STATED PROBLEM:
Your task is to locate every line holding the string "Level" and to copy each of them.

PROVIDED RECORDS:

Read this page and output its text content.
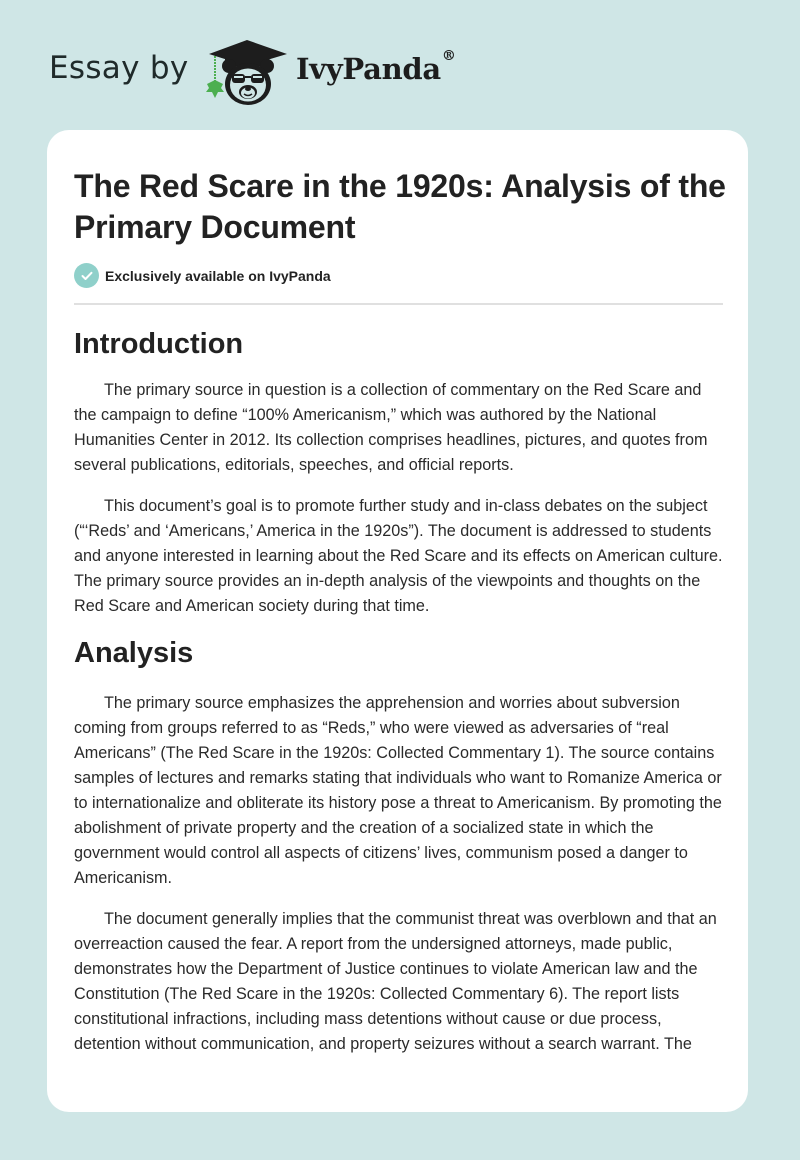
Essay by	IvyPanda®
The Red Scare in the 1920s: Analysis of the Primary Document
Exclusively available on IvyPanda
Introduction

The primary source in question is a collection of commentary on the Red Scare and the campaign to define “100% Americanism,” which was authored by the National Humanities Center in 2012. Its collection comprises headlines, pictures, and quotes from several publications, editorials, speeches, and official reports.

This document’s goal is to promote further study and in-class debates on the subject (“‘Reds’ and ‘Americans,’ America in the 1920s”). The document is addressed to students and anyone interested in learning about the Red Scare and its effects on American culture. The primary source provides an in-depth analysis of the viewpoints and thoughts on the Red Scare and American society during that time.

Analysis

The primary source emphasizes the apprehension and worries about subversion coming from groups referred to as “Reds,” who were viewed as adversaries of “real Americans” (The Red Scare in the 1920s: Collected Commentary 1). The source contains samples of lectures and remarks stating that individuals who want to Romanize America or to internationalize and obliterate its history pose a threat to Americanism. By promoting the abolishment of private property and the creation of a socialized state in which the government would control all aspects of citizens’ lives, communism posed a danger to Americanism.

The document generally implies that the communist threat was overblown and that an overreaction caused the fear. A report from the undersigned attorneys, made public, demonstrates how the Department of Justice continues to violate American law and the Constitution (The Red Scare in the 1920s: Collected Commentary 6). The report lists constitutional infractions, including mass detentions without cause or due process, detention without communication, and property seizures without a search warrant. The
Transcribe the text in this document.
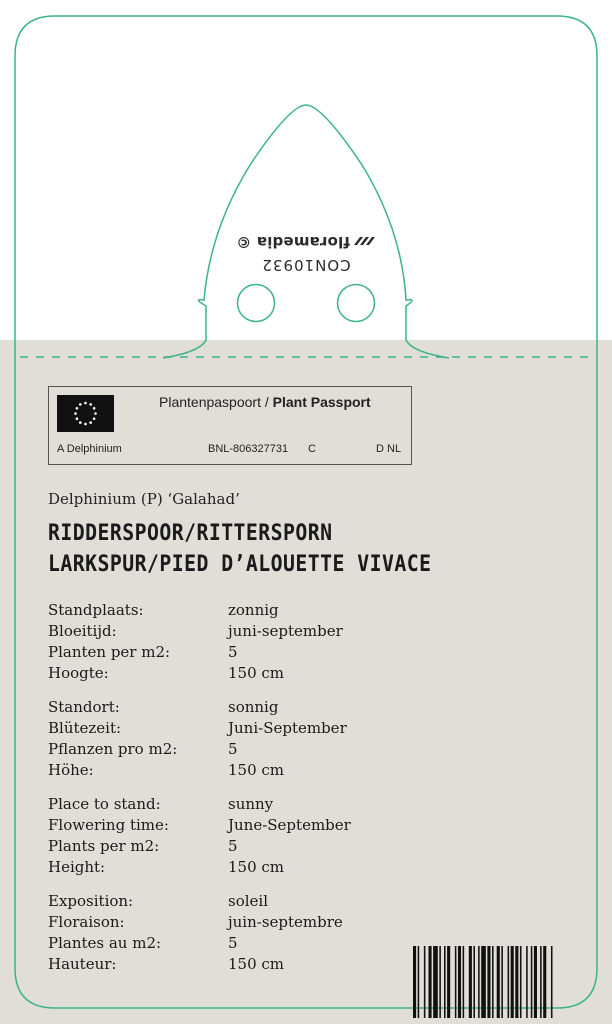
floramedia ©
CON10932
Plantenpaspoort / Plant Passport
A Delphinium	BNL-806327731 C	D NL
Delphinium (P) ‘Galahad’
RIDDERSPOOR/RITTERSPORN
LARKSPUR/PIED D’ALOUETTE VIVACE
Standplaats:	zonnig
Bloeitijd:	juni-september
Planten per m2:	5
Hoogte:	150 cm
Standort:	sonnig
Blütezeit:	Juni-September
Pflanzen pro m2:	5
Höhe:	150 cm
Place to stand:	sunny
Flowering time:	June-September
Plants per m2:	5
Height:	150 cm
Exposition:	soleil
Floraison:	juin-septembre
Plantes au m2:	5
Hauteur:	150 cm
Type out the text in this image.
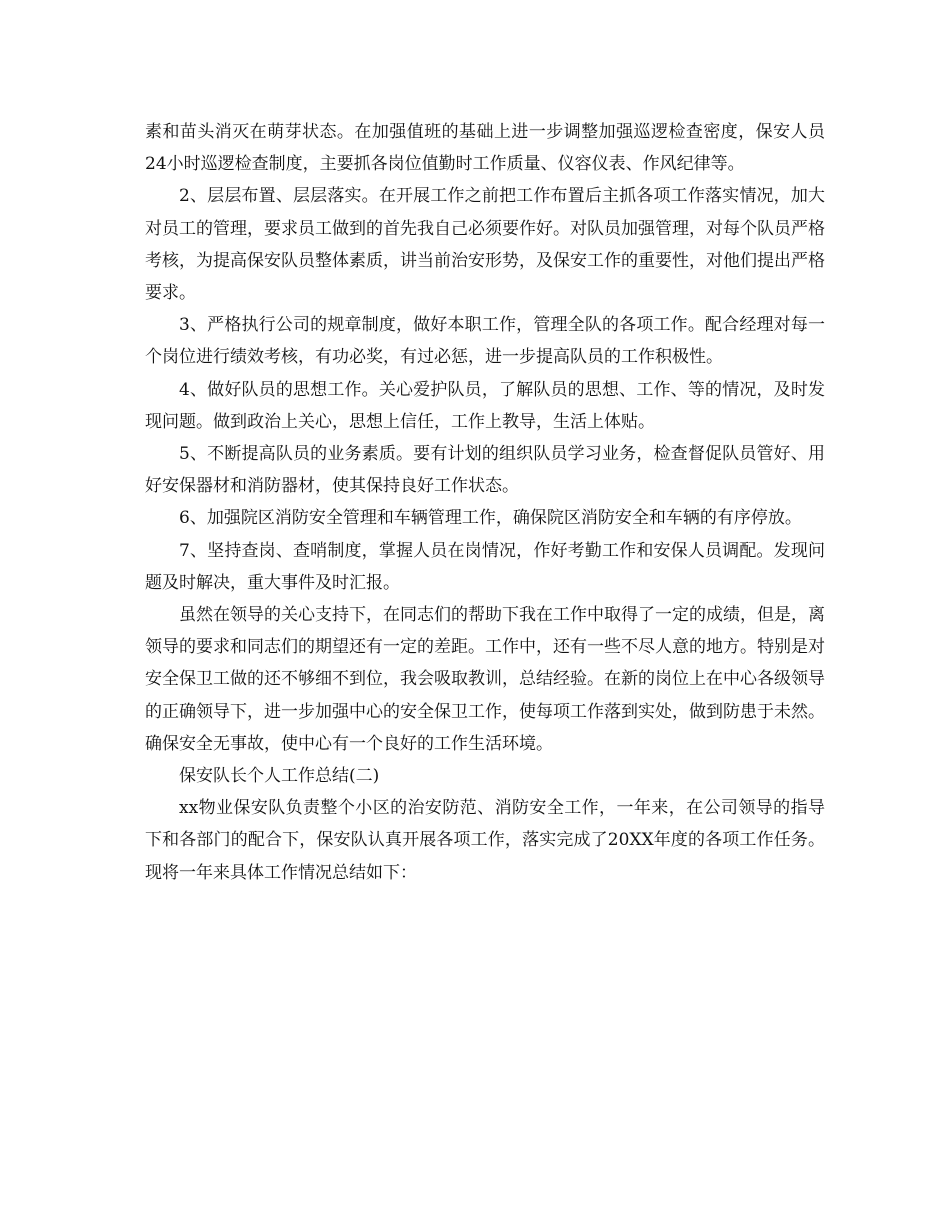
素和苗头消灭在萌芽状态。在加强值班的基础上进一步调整加强巡逻检查密度，保安人员24小时巡逻检查制度，主要抓各岗位值勤时工作质量、仪容仪表、作风纪律等。

2、层层布置、层层落实。在开展工作之前把工作布置后主抓各项工作落实情况，加大对员工的管理，要求员工做到的首先我自己必须要作好。对队员加强管理，对每个队员严格考核，为提高保安队员整体素质，讲当前治安形势，及保安工作的重要性，对他们提出严格要求。

3、严格执行公司的规章制度，做好本职工作，管理全队的各项工作。配合经理对每一个岗位进行绩效考核，有功必奖，有过必惩，进一步提高队员的工作积极性。

4、做好队员的思想工作。关心爱护队员，了解队员的思想、工作、等的情况，及时发现问题。做到政治上关心，思想上信任，工作上教导，生活上体贴。

5、不断提高队员的业务素质。要有计划的组织队员学习业务，检查督促队员管好、用好安保器材和消防器材，使其保持良好工作状态。

6、加强院区消防安全管理和车辆管理工作，确保院区消防安全和车辆的有序停放。

7、坚持查岗、查哨制度，掌握人员在岗情况，作好考勤工作和安保人员调配。发现问题及时解决，重大事件及时汇报。

虽然在领导的关心支持下，在同志们的帮助下我在工作中取得了一定的成绩，但是，离领导的要求和同志们的期望还有一定的差距。工作中，还有一些不尽人意的地方。特别是对安全保卫工做的还不够细不到位，我会吸取教训，总结经验。在新的岗位上在中心各级领导的正确领导下，进一步加强中心的安全保卫工作，使每项工作落到实处，做到防患于未然。确保安全无事故，使中心有一个良好的工作生活环境。

保安队长个人工作总结(二)

xx物业保安队负责整个小区的治安防范、消防安全工作，一年来，在公司领导的指导下和各部门的配合下，保安队认真开展各项工作，落实完成了20XX年度的各项工作任务。现将一年来具体工作情况总结如下：
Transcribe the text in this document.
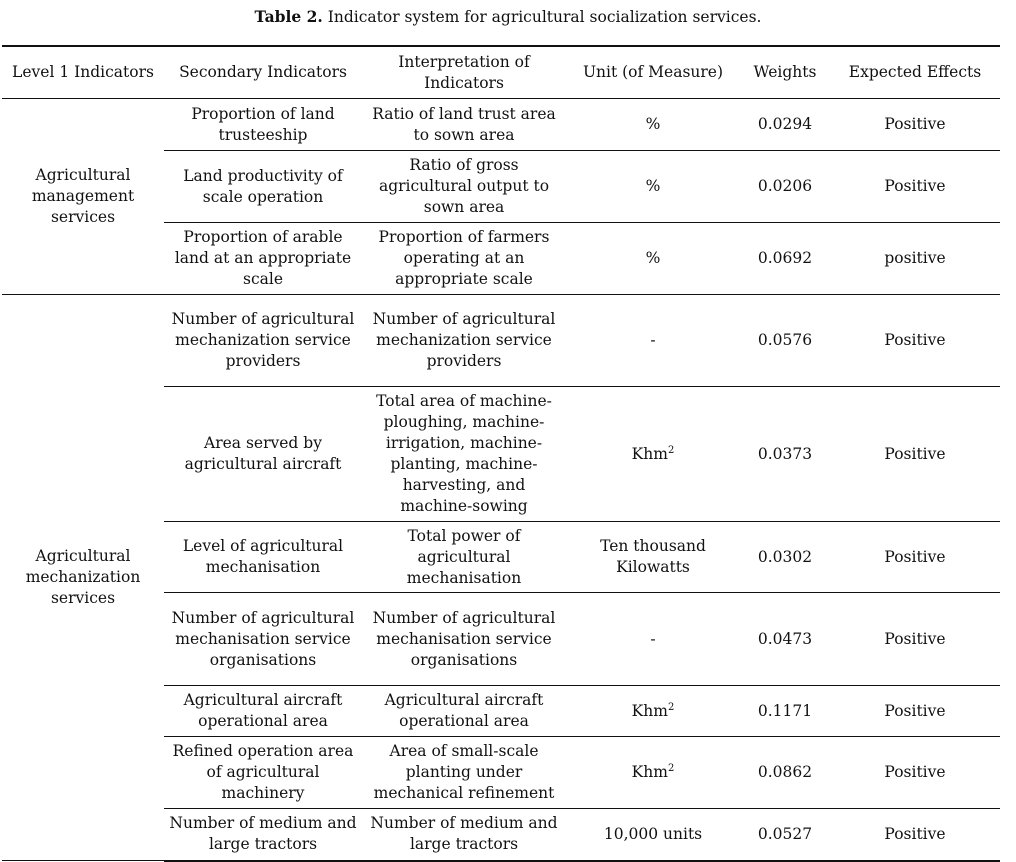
Table 2. Indicator system for agricultural socialization services.
Level 1 Indicators	Secondary Indicators	Interpretation of Indicators	Unit (of Measure)	Weights	Expected Effects
Agricultural management services	Proportion of land trusteeship	Ratio of land trust area to sown area	%	0.0294	Positive
	Land productivity of scale operation	Ratio of gross agricultural output to sown area	%	0.0206	Positive
	Proportion of arable land at an appropriate scale	Proportion of farmers operating at an appropriate scale	%	0.0692	positive
Agricultural mechanization services	Number of agricultural mechanization service providers	Number of agricultural mechanization service providers	-	0.0576	Positive
	Area served by agricultural aircraft	Total area of machine-ploughing, machine-irrigation, machine-planting, machine-harvesting, and machine-sowing	Khm$^2$	0.0373	Positive
	Level of agricultural mechanisation	Total power of agricultural mechanisation	Ten thousand Kilowatts	0.0302	Positive
	Number of agricultural mechanisation service organisations	Number of agricultural mechanisation service organisations	-	0.0473	Positive
	Agricultural aircraft operational area	Agricultural aircraft operational area	Khm$^2$	0.1171	Positive
	Refined operation area of agricultural machinery	Area of small-scale planting under mechanical refinement	Khm$^2$	0.0862	Positive
	Number of medium and large tractors	Number of medium and large tractors	10,000 units	0.0527	Positive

TASK ANSWER:
Level 1 Indicators	Secondary Indicators	Interpretation of Indicators	Unit (of Measure)	Weights	Expected Effects
	Level of agricultural mechanisation	Total power of agricultural mechanisation	Ten thousand Kilowatts	0.0302	Positive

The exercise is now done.